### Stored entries
......
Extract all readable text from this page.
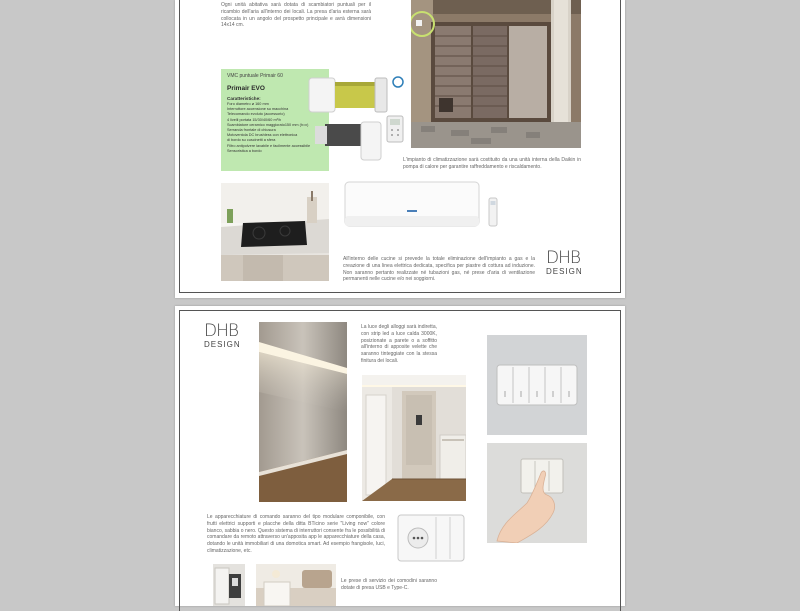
Ogni unità abitativa sarà dotata di scambiatori puntuali per il ricambio dell'aria all'interno dei locali. La presa d'aria esterna sarà collocata in un angolo del prospetto principale e avrà dimensioni 14x14 cm.
VMC puntuale Primair 60
Primair EVO
Caratteristiche:
Foro diametro ø 160 mm
Interruttore accensione su macchina
Telecomando evoluto (accessorio)
4 livelli portata 15/30/40/60 m³/h
Scambiatore ceramico maggiorato150 mm (h=x)
Serranda frontale di chiusura
Motoventola DC brushless con elettronica
di bordo su cuscinetti a sfera
Filtro antipolvere lavabile e facilmente accessibile
Sensoristica a bordo
L'impianto di climatizzazione sarà costituito da una unità interna della Daikin in pompa di calore per garantire raffreddamento e riscaldamento.
All'interno delle cucine si prevede la totale eliminazione dell'impianto a gas e la creazione di una linea elettrica dedicata, specifica per piastre di cottura ad induzione. Non saranno pertanto realizzate né tubazioni gas, né prese d'aria di ventilazione permanenti nelle cucine e/o nei soggiorni.
DHB
DESIGN
DHB
DESIGN
La luce degli alloggi sarà indiretta, con strip led a luce calda 3000K, posizionate a parete o a soffitto all'interno di apposite velette che saranno tinteggiate con la stessa finitura dei locali.
Le apparecchiature di comando saranno del tipo modulare componibile, con frutti elettrici supporti e placche della ditta BTicino serie "Living now" colore bianco, sabbia o nero. Questo sistema di interruttori consente fra le possibilità di comandare da remoto attraverso un'apposita app le apparecchiature della casa, dotando le unità immobiliari di una domotica smart. Ad esempio frangisole, luci, climatizzazione, etc.
Le prese di servizio dei comodini saranno dotate di presa USB e Type-C.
......
### Your task
In the entries above, some lines may contain the string "saranno"; report how many, without additional comment.

### The response
4